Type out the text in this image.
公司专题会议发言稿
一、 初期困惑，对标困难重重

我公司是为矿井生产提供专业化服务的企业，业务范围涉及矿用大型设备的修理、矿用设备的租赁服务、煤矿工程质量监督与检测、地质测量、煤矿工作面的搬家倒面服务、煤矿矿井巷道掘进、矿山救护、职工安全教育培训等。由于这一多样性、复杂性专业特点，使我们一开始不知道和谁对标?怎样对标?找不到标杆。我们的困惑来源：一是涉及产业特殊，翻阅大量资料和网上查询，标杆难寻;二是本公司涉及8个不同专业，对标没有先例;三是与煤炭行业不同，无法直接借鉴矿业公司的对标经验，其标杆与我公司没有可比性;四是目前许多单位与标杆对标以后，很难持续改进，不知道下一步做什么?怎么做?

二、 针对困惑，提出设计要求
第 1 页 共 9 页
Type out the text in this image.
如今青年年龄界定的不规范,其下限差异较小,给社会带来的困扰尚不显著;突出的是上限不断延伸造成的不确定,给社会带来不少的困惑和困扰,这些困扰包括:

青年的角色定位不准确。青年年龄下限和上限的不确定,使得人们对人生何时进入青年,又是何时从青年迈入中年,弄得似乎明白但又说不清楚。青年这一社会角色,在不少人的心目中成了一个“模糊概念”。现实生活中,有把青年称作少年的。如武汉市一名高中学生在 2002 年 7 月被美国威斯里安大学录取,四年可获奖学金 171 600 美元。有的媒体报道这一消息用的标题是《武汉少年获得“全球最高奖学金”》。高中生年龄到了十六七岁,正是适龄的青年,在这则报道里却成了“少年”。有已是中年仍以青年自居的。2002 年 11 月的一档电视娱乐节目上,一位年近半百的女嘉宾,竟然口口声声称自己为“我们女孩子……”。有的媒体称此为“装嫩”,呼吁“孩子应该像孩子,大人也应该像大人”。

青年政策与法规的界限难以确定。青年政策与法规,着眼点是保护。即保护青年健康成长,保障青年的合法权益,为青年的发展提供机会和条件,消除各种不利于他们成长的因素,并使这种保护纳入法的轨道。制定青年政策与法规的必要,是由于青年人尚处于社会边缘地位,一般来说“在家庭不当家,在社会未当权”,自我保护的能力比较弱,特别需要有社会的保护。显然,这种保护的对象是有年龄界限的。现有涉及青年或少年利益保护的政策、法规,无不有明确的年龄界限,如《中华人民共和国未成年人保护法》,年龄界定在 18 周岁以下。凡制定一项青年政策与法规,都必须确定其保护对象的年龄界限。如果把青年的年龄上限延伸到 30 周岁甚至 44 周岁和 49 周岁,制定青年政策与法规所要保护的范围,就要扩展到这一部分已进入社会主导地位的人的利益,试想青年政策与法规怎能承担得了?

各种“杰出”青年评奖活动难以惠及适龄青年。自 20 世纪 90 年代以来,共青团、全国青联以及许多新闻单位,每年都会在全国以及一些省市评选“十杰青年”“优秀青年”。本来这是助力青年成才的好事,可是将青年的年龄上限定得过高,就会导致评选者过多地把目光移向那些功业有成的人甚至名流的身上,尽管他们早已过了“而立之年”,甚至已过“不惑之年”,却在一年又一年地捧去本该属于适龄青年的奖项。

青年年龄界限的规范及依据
-- -- --
EXERCISE OBJECTIVE
Each record above should be repeated exactly as it appears.

FULL SOLUTION
Type out the text in this image.
公司专题会议发言稿
一、 初期困惑，对标困难重重

我公司是为矿井生产提供专业化服务的企业，业务范围涉及矿用大型设备的修理、矿用设备的租赁服务、煤矿工程质量监督与检测、地质测量、煤矿工作面的搬家倒面服务、煤矿矿井巷道掘进、矿山救护、职工安全教育培训等。由于这一多样性、复杂性专业特点，使我们一开始不知道和谁对标?怎样对标?找不到标杆。我们的困惑来源：一是涉及产业特殊，翻阅大量资料和网上查询，标杆难寻;二是本公司涉及8个不同专业，对标没有先例;三是与煤炭行业不同，无法直接借鉴矿业公司的对标经验，其标杆与我公司没有可比性;四是目前许多单位与标杆对标以后，很难持续改进，不知道下一步做什么?怎么做?

二、 针对困惑，提出设计要求
第 1 页 共 9 页
Type out the text in this image.
如今青年年龄界定的不规范,其下限差异较小,给社会带来的困扰尚不显著;突出的是上限不断延伸造成的不确定,给社会带来不少的困惑和困扰,这些困扰包括:

青年的角色定位不准确。青年年龄下限和上限的不确定,使得人们对人生何时进入青年,又是何时从青年迈入中年,弄得似乎明白但又说不清楚。青年这一社会角色,在不少人的心目中成了一个“模糊概念”。现实生活中,有把青年称作少年的。如武汉市一名高中学生在 2002 年 7 月被美国威斯里安大学录取,四年可获奖学金 171 600 美元。有的媒体报道这一消息用的标题是《武汉少年获得“全球最高奖学金”》。高中生年龄到了十六七岁,正是适龄的青年,在这则报道里却成了“少年”。有已是中年仍以青年自居的。2002 年 11 月的一档电视娱乐节目上,一位年近半百的女嘉宾,竟然口口声声称自己为“我们女孩子……”。有的媒体称此为“装嫩”,呼吁“孩子应该像孩子,大人也应该像大人”。

青年政策与法规的界限难以确定。青年政策与法规,着眼点是保护。即保护青年健康成长,保障青年的合法权益,为青年的发展提供机会和条件,消除各种不利于他们成长的因素,并使这种保护纳入法的轨道。制定青年政策与法规的必要,是由于青年人尚处于社会边缘地位,一般来说“在家庭不当家,在社会未当权”,自我保护的能力比较弱,特别需要有社会的保护。显然,这种保护的对象是有年龄界限的。现有涉及青年或少年利益保护的政策、法规,无不有明确的年龄界限,如《中华人民共和国未成年人保护法》,年龄界定在 18 周岁以下。凡制定一项青年政策与法规,都必须确定其保护对象的年龄界限。如果把青年的年龄上限延伸到 30 周岁甚至 44 周岁和 49 周岁,制定青年政策与法规所要保护的范围,就要扩展到这一部分已进入社会主导地位的人的利益,试想青年政策与法规怎能承担得了?

各种“杰出”青年评奖活动难以惠及适龄青年。自 20 世纪 90 年代以来,共青团、全国青联以及许多新闻单位,每年都会在全国以及一些省市评选“十杰青年”“优秀青年”。本来这是助力青年成才的好事,可是将青年的年龄上限定得过高,就会导致评选者过多地把目光移向那些功业有成的人甚至名流的身上,尽管他们早已过了“而立之年”,甚至已过“不惑之年”,却在一年又一年地捧去本该属于适龄青年的奖项。

青年年龄界限的规范及依据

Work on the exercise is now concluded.